==== MATERIAL TO PROCESS

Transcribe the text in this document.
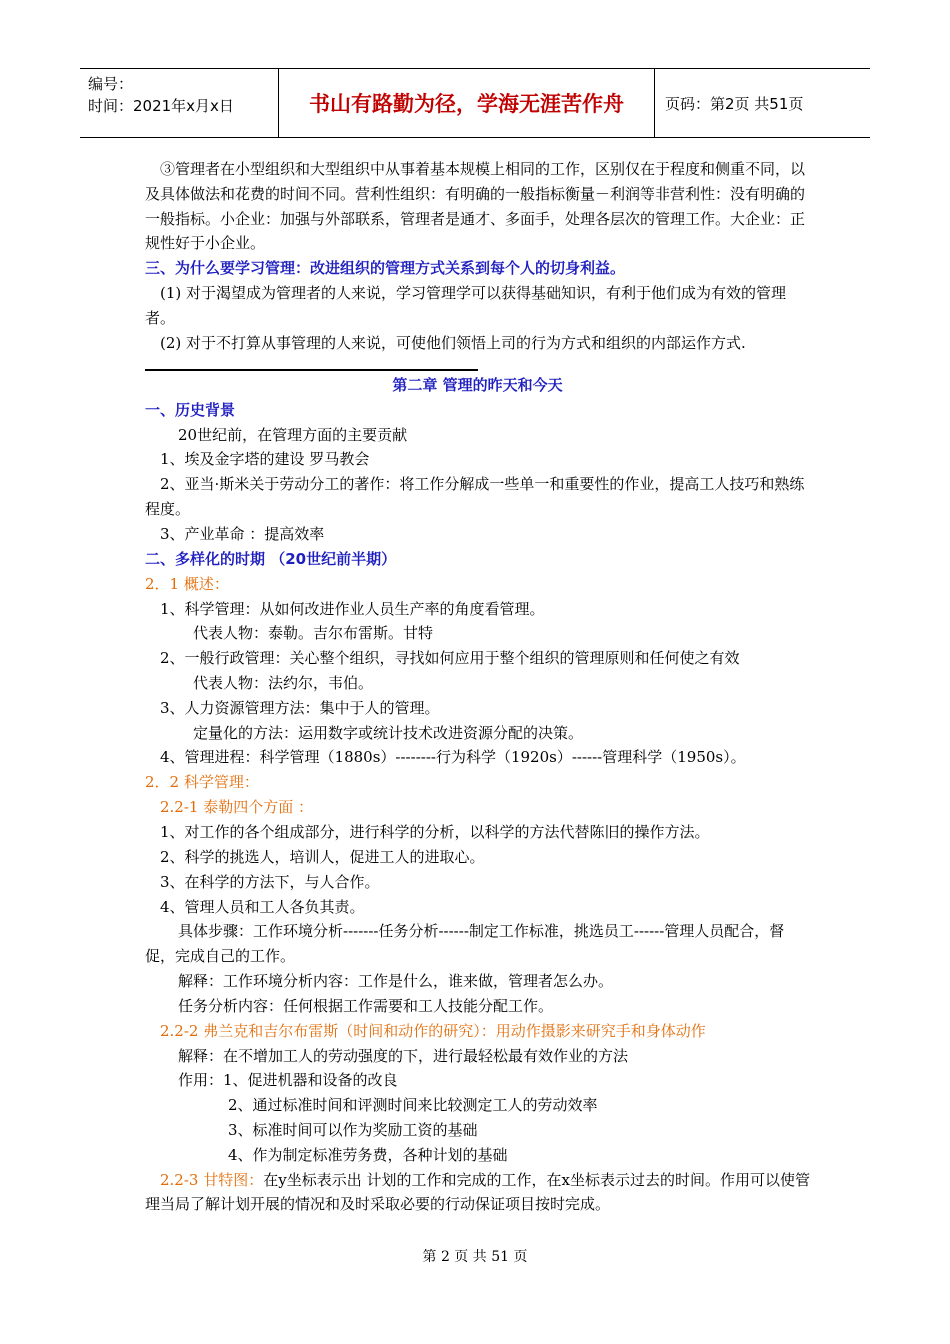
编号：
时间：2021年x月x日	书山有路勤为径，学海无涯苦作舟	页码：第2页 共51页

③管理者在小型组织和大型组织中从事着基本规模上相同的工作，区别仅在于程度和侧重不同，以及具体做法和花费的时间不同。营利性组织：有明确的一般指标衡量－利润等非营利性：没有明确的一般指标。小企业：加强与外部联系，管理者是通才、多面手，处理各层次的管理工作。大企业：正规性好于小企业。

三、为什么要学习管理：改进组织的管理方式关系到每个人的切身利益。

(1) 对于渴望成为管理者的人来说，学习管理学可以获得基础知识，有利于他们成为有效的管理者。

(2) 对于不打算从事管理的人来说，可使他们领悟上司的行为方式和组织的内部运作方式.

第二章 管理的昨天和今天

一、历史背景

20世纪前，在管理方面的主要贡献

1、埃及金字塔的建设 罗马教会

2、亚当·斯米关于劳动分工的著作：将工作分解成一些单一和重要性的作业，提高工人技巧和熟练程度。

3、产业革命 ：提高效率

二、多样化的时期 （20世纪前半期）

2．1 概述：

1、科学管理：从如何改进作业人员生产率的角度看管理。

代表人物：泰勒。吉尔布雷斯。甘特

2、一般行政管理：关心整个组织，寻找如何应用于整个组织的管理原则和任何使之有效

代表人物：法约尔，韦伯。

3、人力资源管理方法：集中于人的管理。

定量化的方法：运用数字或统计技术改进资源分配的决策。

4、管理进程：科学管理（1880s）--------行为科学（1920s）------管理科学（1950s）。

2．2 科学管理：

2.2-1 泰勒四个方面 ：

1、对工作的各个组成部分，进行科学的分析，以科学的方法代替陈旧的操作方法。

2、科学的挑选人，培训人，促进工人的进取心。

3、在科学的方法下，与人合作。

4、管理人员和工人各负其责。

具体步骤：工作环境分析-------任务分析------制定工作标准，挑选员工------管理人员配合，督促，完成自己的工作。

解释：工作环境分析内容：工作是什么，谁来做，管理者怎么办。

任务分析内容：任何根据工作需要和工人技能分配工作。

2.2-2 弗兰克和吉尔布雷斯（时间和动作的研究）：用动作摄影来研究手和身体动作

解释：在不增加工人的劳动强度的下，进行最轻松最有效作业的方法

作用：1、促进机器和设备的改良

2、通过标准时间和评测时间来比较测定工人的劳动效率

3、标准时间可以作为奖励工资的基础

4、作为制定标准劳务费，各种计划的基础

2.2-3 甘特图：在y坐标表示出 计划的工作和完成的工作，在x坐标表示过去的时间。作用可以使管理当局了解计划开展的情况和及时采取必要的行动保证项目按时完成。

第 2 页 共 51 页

========

● PROBLEM TO SOLVE
Reproduce the listing word for word and omit its pictures.

● FULL ANSWER
Transcribe the text in this document.
编号：
时间：2021年x月x日	书山有路勤为径，学海无涯苦作舟	页码：第2页 共51页

③管理者在小型组织和大型组织中从事着基本规模上相同的工作，区别仅在于程度和侧重不同，以及具体做法和花费的时间不同。营利性组织：有明确的一般指标衡量－利润等非营利性：没有明确的一般指标。小企业：加强与外部联系，管理者是通才、多面手，处理各层次的管理工作。大企业：正规性好于小企业。

三、为什么要学习管理：改进组织的管理方式关系到每个人的切身利益。

(1) 对于渴望成为管理者的人来说，学习管理学可以获得基础知识，有利于他们成为有效的管理者。

(2) 对于不打算从事管理的人来说，可使他们领悟上司的行为方式和组织的内部运作方式.

第二章 管理的昨天和今天

一、历史背景

20世纪前，在管理方面的主要贡献

1、埃及金字塔的建设 罗马教会

2、亚当·斯米关于劳动分工的著作：将工作分解成一些单一和重要性的作业，提高工人技巧和熟练程度。

3、产业革命 ：提高效率

二、多样化的时期 （20世纪前半期）

2．1 概述：

1、科学管理：从如何改进作业人员生产率的角度看管理。

代表人物：泰勒。吉尔布雷斯。甘特

2、一般行政管理：关心整个组织，寻找如何应用于整个组织的管理原则和任何使之有效

代表人物：法约尔，韦伯。

3、人力资源管理方法：集中于人的管理。

定量化的方法：运用数字或统计技术改进资源分配的决策。

4、管理进程：科学管理（1880s）--------行为科学（1920s）------管理科学（1950s）。

2．2 科学管理：

2.2-1 泰勒四个方面 ：

1、对工作的各个组成部分，进行科学的分析，以科学的方法代替陈旧的操作方法。

2、科学的挑选人，培训人，促进工人的进取心。

3、在科学的方法下，与人合作。

4、管理人员和工人各负其责。

具体步骤：工作环境分析-------任务分析------制定工作标准，挑选员工------管理人员配合，督促，完成自己的工作。

解释：工作环境分析内容：工作是什么，谁来做，管理者怎么办。

任务分析内容：任何根据工作需要和工人技能分配工作。

2.2-2 弗兰克和吉尔布雷斯（时间和动作的研究）：用动作摄影来研究手和身体动作

解释：在不增加工人的劳动强度的下，进行最轻松最有效作业的方法

作用：1、促进机器和设备的改良

2、通过标准时间和评测时间来比较测定工人的劳动效率

3、标准时间可以作为奖励工资的基础

4、作为制定标准劳务费，各种计划的基础

2.2-3 甘特图：在y坐标表示出 计划的工作和完成的工作，在x坐标表示过去的时间。作用可以使管理当局了解计划开展的情况和及时采取必要的行动保证项目按时完成。

第 2 页 共 51 页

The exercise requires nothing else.